**EXERCISE INSTRUCTIONS:** Retype the complete listing exactly as it appears.

**STORED ROWS:**
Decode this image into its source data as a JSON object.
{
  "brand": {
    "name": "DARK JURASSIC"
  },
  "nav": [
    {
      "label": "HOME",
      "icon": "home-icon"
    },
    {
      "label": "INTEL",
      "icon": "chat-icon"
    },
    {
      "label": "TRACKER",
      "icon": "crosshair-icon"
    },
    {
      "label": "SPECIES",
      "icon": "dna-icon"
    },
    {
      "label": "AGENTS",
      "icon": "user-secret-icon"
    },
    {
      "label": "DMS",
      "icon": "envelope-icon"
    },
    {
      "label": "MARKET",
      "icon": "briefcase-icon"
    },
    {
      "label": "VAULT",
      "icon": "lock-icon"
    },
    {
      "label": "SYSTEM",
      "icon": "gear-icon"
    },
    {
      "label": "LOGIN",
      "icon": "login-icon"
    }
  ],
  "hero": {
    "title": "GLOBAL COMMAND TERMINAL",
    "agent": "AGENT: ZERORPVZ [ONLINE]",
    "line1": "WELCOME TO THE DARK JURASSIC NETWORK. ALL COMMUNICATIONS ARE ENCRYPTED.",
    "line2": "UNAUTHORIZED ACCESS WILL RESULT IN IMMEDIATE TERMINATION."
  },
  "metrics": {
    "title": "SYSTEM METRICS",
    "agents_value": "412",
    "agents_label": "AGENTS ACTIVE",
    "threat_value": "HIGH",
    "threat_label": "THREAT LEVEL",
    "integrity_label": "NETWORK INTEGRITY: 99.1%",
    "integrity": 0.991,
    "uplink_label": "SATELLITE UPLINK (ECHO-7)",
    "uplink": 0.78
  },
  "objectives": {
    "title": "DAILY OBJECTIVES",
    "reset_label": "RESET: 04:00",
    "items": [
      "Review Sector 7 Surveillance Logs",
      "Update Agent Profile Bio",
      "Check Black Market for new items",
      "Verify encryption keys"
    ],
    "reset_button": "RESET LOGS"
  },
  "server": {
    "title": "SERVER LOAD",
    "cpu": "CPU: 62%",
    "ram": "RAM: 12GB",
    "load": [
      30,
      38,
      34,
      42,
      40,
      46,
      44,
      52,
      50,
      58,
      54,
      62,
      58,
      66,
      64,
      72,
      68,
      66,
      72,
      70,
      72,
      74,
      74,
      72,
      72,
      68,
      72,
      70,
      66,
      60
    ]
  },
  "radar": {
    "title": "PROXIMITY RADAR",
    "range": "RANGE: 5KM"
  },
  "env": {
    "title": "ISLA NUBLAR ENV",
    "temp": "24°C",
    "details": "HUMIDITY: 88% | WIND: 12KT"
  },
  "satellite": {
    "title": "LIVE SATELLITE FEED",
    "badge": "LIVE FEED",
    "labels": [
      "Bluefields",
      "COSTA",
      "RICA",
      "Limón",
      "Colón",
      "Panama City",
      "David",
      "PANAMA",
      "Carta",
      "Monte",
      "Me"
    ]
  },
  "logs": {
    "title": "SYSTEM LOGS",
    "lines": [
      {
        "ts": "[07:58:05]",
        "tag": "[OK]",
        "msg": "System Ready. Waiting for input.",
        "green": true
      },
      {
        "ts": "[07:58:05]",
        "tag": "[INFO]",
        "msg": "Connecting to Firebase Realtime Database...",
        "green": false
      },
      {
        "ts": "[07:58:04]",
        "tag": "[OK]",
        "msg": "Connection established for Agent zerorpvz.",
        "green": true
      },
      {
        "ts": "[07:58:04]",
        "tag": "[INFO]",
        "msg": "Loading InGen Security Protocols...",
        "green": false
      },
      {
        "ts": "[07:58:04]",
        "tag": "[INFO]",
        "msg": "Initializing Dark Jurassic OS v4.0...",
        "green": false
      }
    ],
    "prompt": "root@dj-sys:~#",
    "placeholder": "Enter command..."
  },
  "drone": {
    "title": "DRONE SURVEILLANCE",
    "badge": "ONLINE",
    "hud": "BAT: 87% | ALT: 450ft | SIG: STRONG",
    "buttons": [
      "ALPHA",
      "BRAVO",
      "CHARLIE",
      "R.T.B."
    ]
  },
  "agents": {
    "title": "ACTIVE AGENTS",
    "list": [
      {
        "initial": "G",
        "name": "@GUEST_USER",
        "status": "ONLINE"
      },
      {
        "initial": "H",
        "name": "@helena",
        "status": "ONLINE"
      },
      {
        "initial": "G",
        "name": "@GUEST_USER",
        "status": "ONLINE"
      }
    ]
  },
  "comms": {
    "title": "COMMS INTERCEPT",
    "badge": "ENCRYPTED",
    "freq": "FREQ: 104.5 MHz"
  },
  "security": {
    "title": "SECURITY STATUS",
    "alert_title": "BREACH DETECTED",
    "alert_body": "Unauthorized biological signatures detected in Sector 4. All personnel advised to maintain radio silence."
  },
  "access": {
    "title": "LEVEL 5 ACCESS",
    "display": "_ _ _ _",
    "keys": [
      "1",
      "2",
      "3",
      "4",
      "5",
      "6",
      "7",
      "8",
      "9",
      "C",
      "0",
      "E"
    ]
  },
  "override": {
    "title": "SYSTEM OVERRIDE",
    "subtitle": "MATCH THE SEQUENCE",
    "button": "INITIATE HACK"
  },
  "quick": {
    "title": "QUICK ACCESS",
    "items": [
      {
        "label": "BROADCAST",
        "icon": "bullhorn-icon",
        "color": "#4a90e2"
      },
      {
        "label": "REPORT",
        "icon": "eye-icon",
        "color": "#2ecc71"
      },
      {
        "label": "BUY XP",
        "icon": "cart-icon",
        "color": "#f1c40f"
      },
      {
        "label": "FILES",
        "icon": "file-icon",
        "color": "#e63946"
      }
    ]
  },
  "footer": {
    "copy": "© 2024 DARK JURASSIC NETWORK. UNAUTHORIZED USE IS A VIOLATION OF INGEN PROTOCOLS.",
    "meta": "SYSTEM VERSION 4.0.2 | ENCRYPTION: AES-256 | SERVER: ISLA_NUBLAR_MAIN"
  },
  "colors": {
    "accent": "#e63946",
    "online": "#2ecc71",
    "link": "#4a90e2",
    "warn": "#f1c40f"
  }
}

**SOLUTION:**
Decode this image into its source data as a JSON object.
{
  "brand": {
    "name": "DARK JURASSIC"
  },
  "nav": [
    {
      "label": "HOME",
      "icon": "home-icon"
    },
    {
      "label": "INTEL",
      "icon": "chat-icon"
    },
    {
      "label": "TRACKER",
      "icon": "crosshair-icon"
    },
    {
      "label": "SPECIES",
      "icon": "dna-icon"
    },
    {
      "label": "AGENTS",
      "icon": "user-secret-icon"
    },
    {
      "label": "DMS",
      "icon": "envelope-icon"
    },
    {
      "label": "MARKET",
      "icon": "briefcase-icon"
    },
    {
      "label": "VAULT",
      "icon": "lock-icon"
    },
    {
      "label": "SYSTEM",
      "icon": "gear-icon"
    },
    {
      "label": "LOGIN",
      "icon": "login-icon"
    }
  ],
  "hero": {
    "title": "GLOBAL COMMAND TERMINAL",
    "agent": "AGENT: ZERORPVZ [ONLINE]",
    "line1": "WELCOME TO THE DARK JURASSIC NETWORK. ALL COMMUNICATIONS ARE ENCRYPTED.",
    "line2": "UNAUTHORIZED ACCESS WILL RESULT IN IMMEDIATE TERMINATION."
  },
  "metrics": {
    "title": "SYSTEM METRICS",
    "agents_value": "412",
    "agents_label": "AGENTS ACTIVE",
    "threat_value": "HIGH",
    "threat_label": "THREAT LEVEL",
    "integrity_label": "NETWORK INTEGRITY: 99.1%",
    "integrity": 0.991,
    "uplink_label": "SATELLITE UPLINK (ECHO-7)",
    "uplink": 0.78
  },
  "objectives": {
    "title": "DAILY OBJECTIVES",
    "reset_label": "RESET: 04:00",
    "items": [
      "Review Sector 7 Surveillance Logs",
      "Update Agent Profile Bio",
      "Check Black Market for new items",
      "Verify encryption keys"
    ],
    "reset_button": "RESET LOGS"
  },
  "server": {
    "title": "SERVER LOAD",
    "cpu": "CPU: 62%",
    "ram": "RAM: 12GB",
    "load": [
      30,
      38,
      34,
      42,
      40,
      46,
      44,
      52,
      50,
      58,
      54,
      62,
      58,
      66,
      64,
      72,
      68,
      66,
      72,
      70,
      72,
      74,
      74,
      72,
      72,
      68,
      72,
      70,
      66,
      60
    ]
  },
  "radar": {
    "title": "PROXIMITY RADAR",
    "range": "RANGE: 5KM"
  },
  "env": {
    "title": "ISLA NUBLAR ENV",
    "temp": "24°C",
    "details": "HUMIDITY: 88% | WIND: 12KT"
  },
  "satellite": {
    "title": "LIVE SATELLITE FEED",
    "badge": "LIVE FEED",
    "labels": [
      "Bluefields",
      "COSTA",
      "RICA",
      "Limón",
      "Colón",
      "Panama City",
      "David",
      "PANAMA",
      "Carta",
      "Monte",
      "Me"
    ]
  },
  "logs": {
    "title": "SYSTEM LOGS",
    "lines": [
      {
        "ts": "[07:58:05]",
        "tag": "[OK]",
        "msg": "System Ready. Waiting for input.",
        "green": true
      },
      {
        "ts": "[07:58:05]",
        "tag": "[INFO]",
        "msg": "Connecting to Firebase Realtime Database...",
        "green": false
      },
      {
        "ts": "[07:58:04]",
        "tag": "[OK]",
        "msg": "Connection established for Agent zerorpvz.",
        "green": true
      },
      {
        "ts": "[07:58:04]",
        "tag": "[INFO]",
        "msg": "Loading InGen Security Protocols...",
        "green": false
      },
      {
        "ts": "[07:58:04]",
        "tag": "[INFO]",
        "msg": "Initializing Dark Jurassic OS v4.0...",
        "green": false
      }
    ],
    "prompt": "root@dj-sys:~#",
    "placeholder": "Enter command..."
  },
  "drone": {
    "title": "DRONE SURVEILLANCE",
    "badge": "ONLINE",
    "hud": "BAT: 87% | ALT: 450ft | SIG: STRONG",
    "buttons": [
      "ALPHA",
      "BRAVO",
      "CHARLIE",
      "R.T.B."
    ]
  },
  "agents": {
    "title": "ACTIVE AGENTS",
    "list": [
      {
        "initial": "G",
        "name": "@GUEST_USER",
        "status": "ONLINE"
      },
      {
        "initial": "H",
        "name": "@helena",
        "status": "ONLINE"
      },
      {
        "initial": "G",
        "name": "@GUEST_USER",
        "status": "ONLINE"
      }
    ]
  },
  "comms": {
    "title": "COMMS INTERCEPT",
    "badge": "ENCRYPTED",
    "freq": "FREQ: 104.5 MHz"
  },
  "security": {
    "title": "SECURITY STATUS",
    "alert_title": "BREACH DETECTED",
    "alert_body": "Unauthorized biological signatures detected in Sector 4. All personnel advised to maintain radio silence."
  },
  "access": {
    "title": "LEVEL 5 ACCESS",
    "display": "_ _ _ _",
    "keys": [
      "1",
      "2",
      "3",
      "4",
      "5",
      "6",
      "7",
      "8",
      "9",
      "C",
      "0",
      "E"
    ]
  },
  "override": {
    "title": "SYSTEM OVERRIDE",
    "subtitle": "MATCH THE SEQUENCE",
    "button": "INITIATE HACK"
  },
  "quick": {
    "title": "QUICK ACCESS",
    "items": [
      {
        "label": "BROADCAST",
        "icon": "bullhorn-icon",
        "color": "#4a90e2"
      },
      {
        "label": "REPORT",
        "icon": "eye-icon",
        "color": "#2ecc71"
      },
      {
        "label": "BUY XP",
        "icon": "cart-icon",
        "color": "#f1c40f"
      },
      {
        "label": "FILES",
        "icon": "file-icon",
        "color": "#e63946"
      }
    ]
  },
  "footer": {
    "copy": "© 2024 DARK JURASSIC NETWORK. UNAUTHORIZED USE IS A VIOLATION OF INGEN PROTOCOLS.",
    "meta": "SYSTEM VERSION 4.0.2 | ENCRYPTION: AES-256 | SERVER: ISLA_NUBLAR_MAIN"
  },
  "colors": {
    "accent": "#e63946",
    "online": "#2ecc71",
    "link": "#4a90e2",
    "warn": "#f1c40f"
  }
}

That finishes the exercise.